> _Passage for review_
New experimental data on liquidus/solidus on UO2+x was produced by Manara (ITU), more precise than the past one by Latta.
New thermodynamic modelling of U-O phase diagram, and U-O-Zr phase diagram taking into account these new data.
On the basis of this new modelling, the oxidation of fuel could quantitatively explain the observed low fuel collapse temperatures.
Evidence of lower fuel collapse temperature in oxidising conditions (VERCORS HT2) than in reducing conditions (VERCORS HT1 and HT3).

> _Data_

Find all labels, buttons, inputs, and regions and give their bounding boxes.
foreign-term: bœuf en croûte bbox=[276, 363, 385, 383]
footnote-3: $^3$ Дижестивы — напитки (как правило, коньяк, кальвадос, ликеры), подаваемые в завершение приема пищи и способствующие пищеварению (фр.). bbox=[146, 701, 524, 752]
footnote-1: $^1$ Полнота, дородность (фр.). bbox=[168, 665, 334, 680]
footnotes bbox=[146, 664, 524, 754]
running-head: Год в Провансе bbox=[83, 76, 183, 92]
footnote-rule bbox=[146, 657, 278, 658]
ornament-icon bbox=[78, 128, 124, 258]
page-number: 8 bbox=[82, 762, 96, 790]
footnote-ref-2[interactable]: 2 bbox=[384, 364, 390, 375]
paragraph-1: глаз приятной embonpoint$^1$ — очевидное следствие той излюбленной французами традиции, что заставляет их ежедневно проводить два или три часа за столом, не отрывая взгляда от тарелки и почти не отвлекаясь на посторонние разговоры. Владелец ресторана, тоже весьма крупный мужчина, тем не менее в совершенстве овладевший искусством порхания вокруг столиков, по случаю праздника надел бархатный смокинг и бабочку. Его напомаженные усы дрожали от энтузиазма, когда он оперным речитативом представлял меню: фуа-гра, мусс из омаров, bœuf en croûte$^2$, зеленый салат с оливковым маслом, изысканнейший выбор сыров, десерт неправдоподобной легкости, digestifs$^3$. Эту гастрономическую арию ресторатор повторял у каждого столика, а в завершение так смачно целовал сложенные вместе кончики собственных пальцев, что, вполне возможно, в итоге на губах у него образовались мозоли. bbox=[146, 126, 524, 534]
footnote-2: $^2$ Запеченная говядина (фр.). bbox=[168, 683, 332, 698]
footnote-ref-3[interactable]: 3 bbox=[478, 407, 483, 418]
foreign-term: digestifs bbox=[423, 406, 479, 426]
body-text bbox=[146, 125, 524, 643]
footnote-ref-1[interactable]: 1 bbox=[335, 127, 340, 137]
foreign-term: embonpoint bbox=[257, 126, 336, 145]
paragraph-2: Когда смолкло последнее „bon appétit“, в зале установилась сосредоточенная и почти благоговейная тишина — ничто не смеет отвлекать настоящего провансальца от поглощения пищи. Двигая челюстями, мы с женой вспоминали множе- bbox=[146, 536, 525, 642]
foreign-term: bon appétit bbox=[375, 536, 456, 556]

> _Aim of the task_
Transcribe the passage on uranium oxide fuel from "New experimental data" to "these new data.". Answer from the passage on uranium oxide fuel alone.

> _Reply to the task_
New experimental data on liquidus/solidus on UO2+x was produced by Manara (ITU), more precise than the past one by Latta.
New thermodynamic modelling of U-O phase diagram, and U-O-Zr phase diagram taking into account these new data.